» Problem: Check each line of the data for "Pavia" and select those that have it.

» Stored data entries:
## Begin

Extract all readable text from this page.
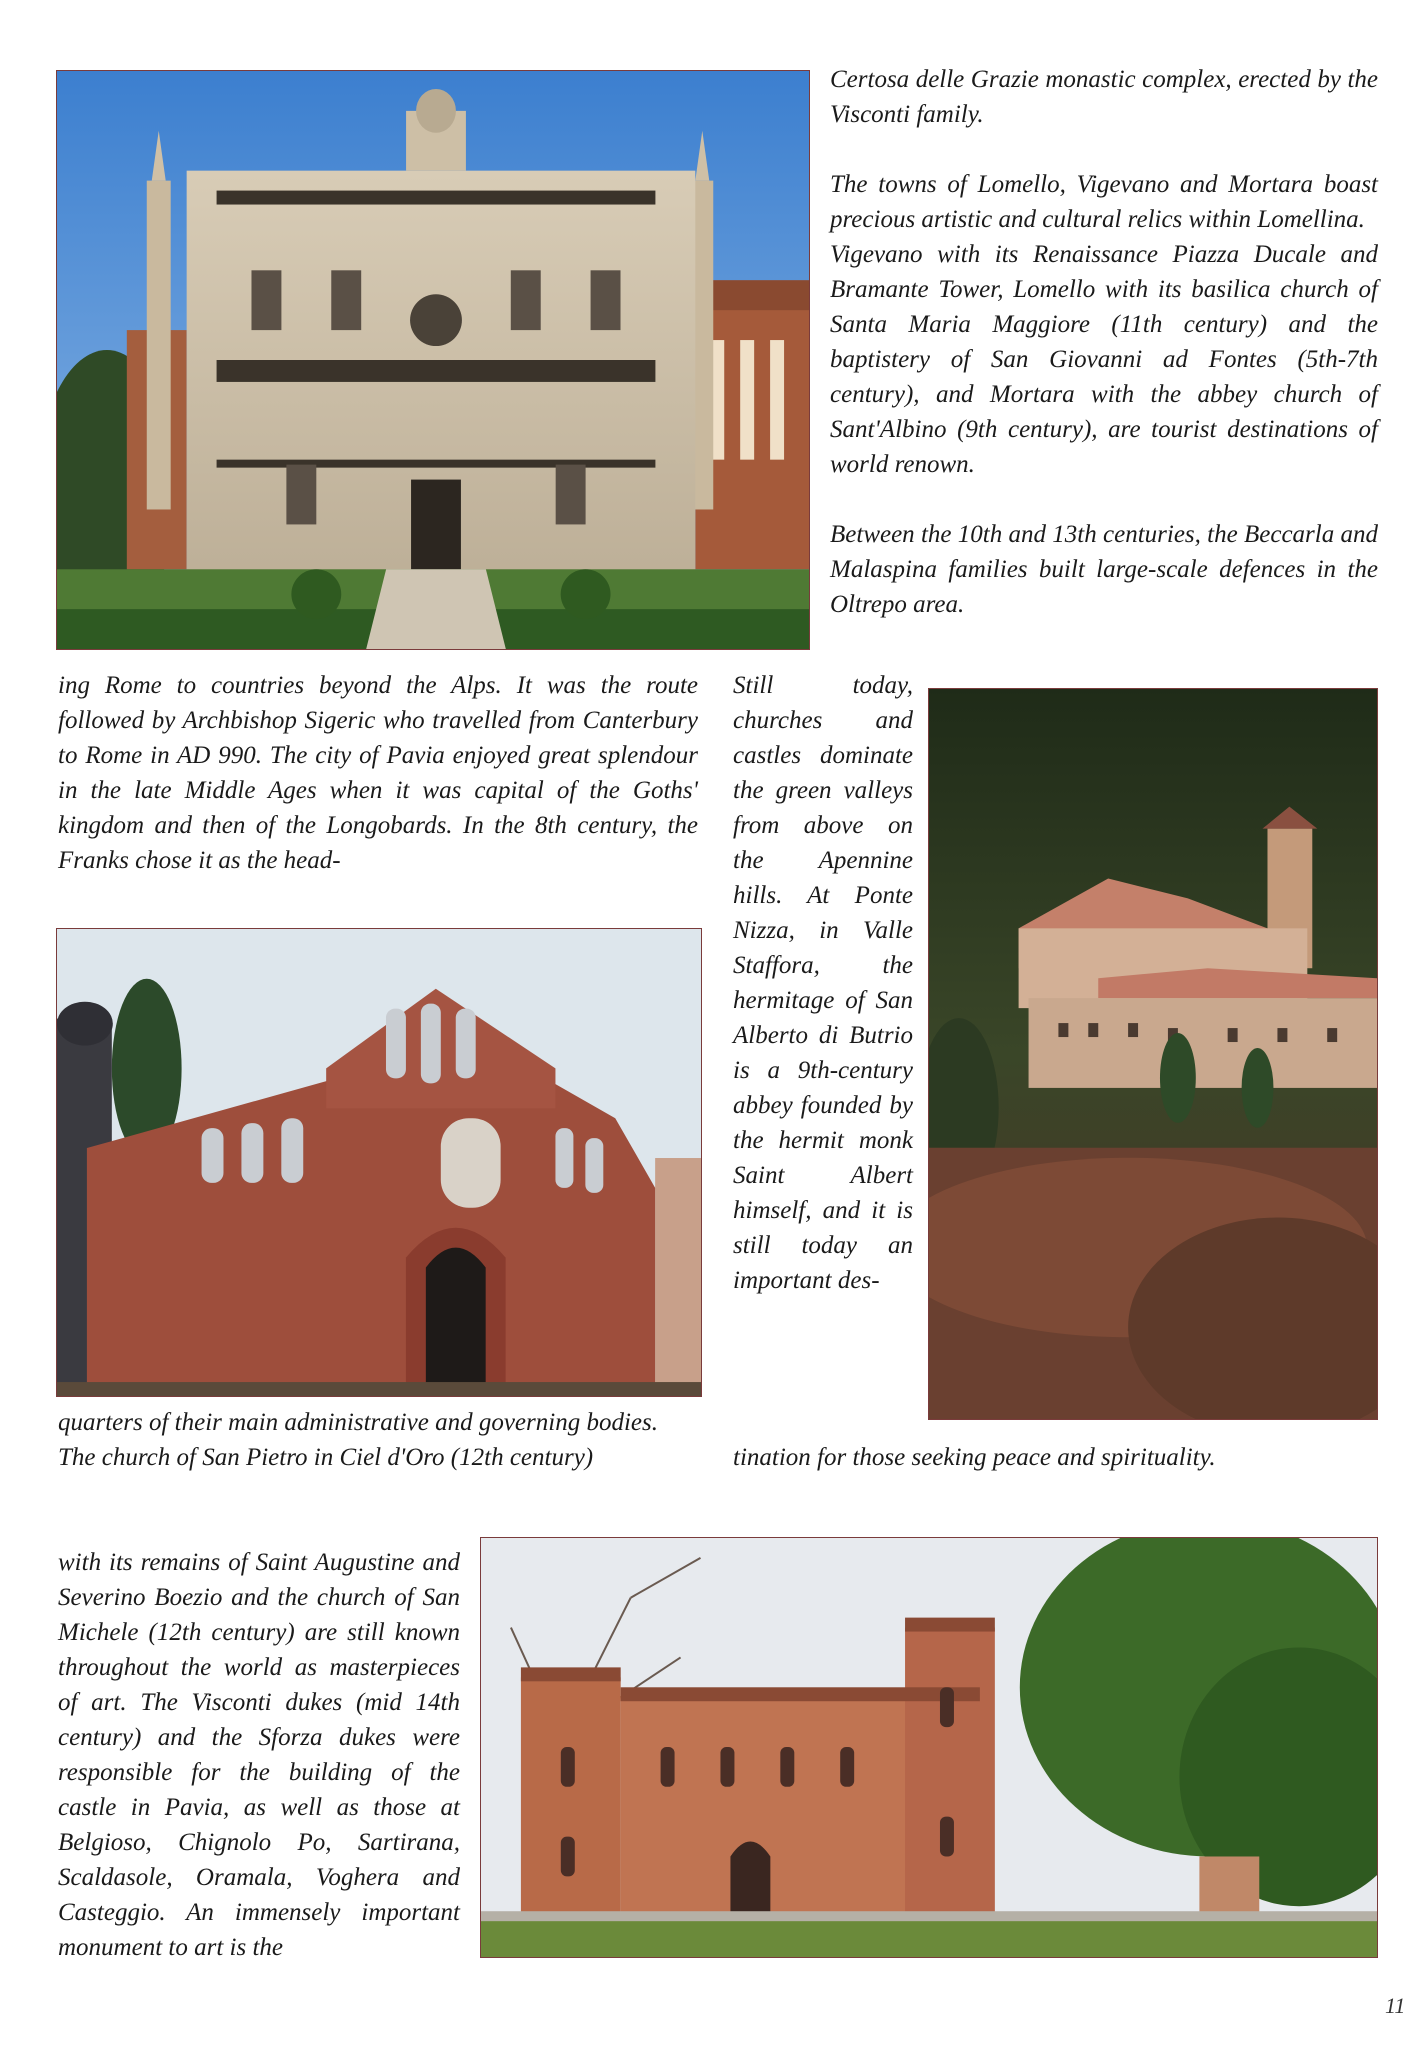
Certosa delle Grazie monastic complex, erected by the Visconti family.

The towns of Lomello, Vigevano and Mortara boast precious artistic and cultural relics within Lomellina.

Vigevano with its Renaissance Piazza Ducale and Bramante Tower, Lomello with its basilica church of Santa Maria Maggiore (11th century) and the baptistery of San Giovanni ad Fontes (5th-7th century), and Mortara with the abbey church of Sant'Albino (9th century), are tourist destinations of world renown.

Between the 10th and 13th centuries, the Beccarla and Malaspina families built large-scale defences in the Oltrepo area.

ing Rome to countries beyond the Alps. It was the route followed by Archbishop Sigeric who travelled from Canterbury to Rome in AD 990. The city of Pavia enjoyed great splendour in the late Middle Ages when it was capital of the Goths' kingdom and then of the Longobards. In the 8th century, the Franks chose it as the head-

Still today, churches and castles dominate the green valleys from above on the Apennine hills. At Ponte Nizza, in Valle Staffora, the hermitage of San Alberto di Butrio is a 9th-century abbey founded by the hermit monk Saint Albert himself, and it is still today an important des-

tination for those seeking peace and spirituality.

quarters of their main administrative and governing bodies.

The church of San Pietro in Ciel d'Oro (12th century)

with its remains of Saint Augustine and Severino Boezio and the church of San Michele (12th century) are still known throughout the world as masterpieces of art. The Visconti dukes (mid 14th century) and the Sforza dukes were responsible for the building of the castle in Pavia, as well as those at Belgioso, Chignolo Po, Sartirana, Scaldasole, Oramala, Voghera and Casteggio. An immensely important monument to art is the

11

## End

» Response:
ing Rome to countries beyond the Alps. It was the route followed by Archbishop Sigeric who travelled from Canterbury to Rome in AD 990. The city of Pavia enjoyed great splendour in the late Middle Ages when it was capital of the Goths' kingdom and then of the Longobards. In the 8th century, the Franks chose it as the head-
with its remains of Saint Augustine and Severino Boezio and the church of San Michele (12th century) are still known throughout the world as masterpieces of art. The Visconti dukes (mid 14th century) and the Sforza dukes were responsible for the building of the castle in Pavia, as well as those at Belgioso, Chignolo Po, Sartirana, Scaldasole, Oramala, Voghera and Casteggio. An immensely important monument to art is the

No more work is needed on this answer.